___ Records for this exercise ___

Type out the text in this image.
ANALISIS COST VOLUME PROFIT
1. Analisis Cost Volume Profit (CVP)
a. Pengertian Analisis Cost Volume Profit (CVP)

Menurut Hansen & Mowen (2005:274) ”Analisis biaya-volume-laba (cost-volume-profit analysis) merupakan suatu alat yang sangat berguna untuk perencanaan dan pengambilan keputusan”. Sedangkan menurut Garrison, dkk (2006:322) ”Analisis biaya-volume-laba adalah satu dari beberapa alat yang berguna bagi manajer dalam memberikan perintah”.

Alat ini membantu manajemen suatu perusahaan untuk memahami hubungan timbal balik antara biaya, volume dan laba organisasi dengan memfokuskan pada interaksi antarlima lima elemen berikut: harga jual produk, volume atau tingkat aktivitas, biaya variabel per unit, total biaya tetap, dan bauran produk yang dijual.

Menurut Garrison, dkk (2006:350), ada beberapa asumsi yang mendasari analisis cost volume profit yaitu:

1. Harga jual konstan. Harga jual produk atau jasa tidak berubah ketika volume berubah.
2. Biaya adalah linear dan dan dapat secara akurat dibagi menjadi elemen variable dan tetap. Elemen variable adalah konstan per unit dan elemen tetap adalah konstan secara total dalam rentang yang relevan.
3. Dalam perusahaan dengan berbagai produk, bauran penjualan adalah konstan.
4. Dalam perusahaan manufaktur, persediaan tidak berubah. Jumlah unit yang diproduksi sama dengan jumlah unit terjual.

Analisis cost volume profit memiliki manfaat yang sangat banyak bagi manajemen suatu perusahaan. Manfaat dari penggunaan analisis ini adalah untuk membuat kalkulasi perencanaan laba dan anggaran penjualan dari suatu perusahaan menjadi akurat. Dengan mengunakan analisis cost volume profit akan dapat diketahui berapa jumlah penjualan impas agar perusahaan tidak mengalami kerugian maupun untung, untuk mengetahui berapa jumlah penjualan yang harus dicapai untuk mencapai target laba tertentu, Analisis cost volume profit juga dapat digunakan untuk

___

● Instruction
Transcribe all of the entries without altering anything.

● Completed task
Type out the text in this image.
ANALISIS COST VOLUME PROFIT
1. Analisis Cost Volume Profit (CVP)
a. Pengertian Analisis Cost Volume Profit (CVP)

Menurut Hansen & Mowen (2005:274) ”Analisis biaya-volume-laba (cost-volume-profit analysis) merupakan suatu alat yang sangat berguna untuk perencanaan dan pengambilan keputusan”. Sedangkan menurut Garrison, dkk (2006:322) ”Analisis biaya-volume-laba adalah satu dari beberapa alat yang berguna bagi manajer dalam memberikan perintah”.

Alat ini membantu manajemen suatu perusahaan untuk memahami hubungan timbal balik antara biaya, volume dan laba organisasi dengan memfokuskan pada interaksi antarlima lima elemen berikut: harga jual produk, volume atau tingkat aktivitas, biaya variabel per unit, total biaya tetap, dan bauran produk yang dijual.

Menurut Garrison, dkk (2006:350), ada beberapa asumsi yang mendasari analisis cost volume profit yaitu:

1. Harga jual konstan. Harga jual produk atau jasa tidak berubah ketika volume berubah.
2. Biaya adalah linear dan dan dapat secara akurat dibagi menjadi elemen variable dan tetap. Elemen variable adalah konstan per unit dan elemen tetap adalah konstan secara total dalam rentang yang relevan.
3. Dalam perusahaan dengan berbagai produk, bauran penjualan adalah konstan.
4. Dalam perusahaan manufaktur, persediaan tidak berubah. Jumlah unit yang diproduksi sama dengan jumlah unit terjual.

Analisis cost volume profit memiliki manfaat yang sangat banyak bagi manajemen suatu perusahaan. Manfaat dari penggunaan analisis ini adalah untuk membuat kalkulasi perencanaan laba dan anggaran penjualan dari suatu perusahaan menjadi akurat. Dengan mengunakan analisis cost volume profit akan dapat diketahui berapa jumlah penjualan impas agar perusahaan tidak mengalami kerugian maupun untung, untuk mengetahui berapa jumlah penjualan yang harus dicapai untuk mencapai target laba tertentu, Analisis cost volume profit juga dapat digunakan untuk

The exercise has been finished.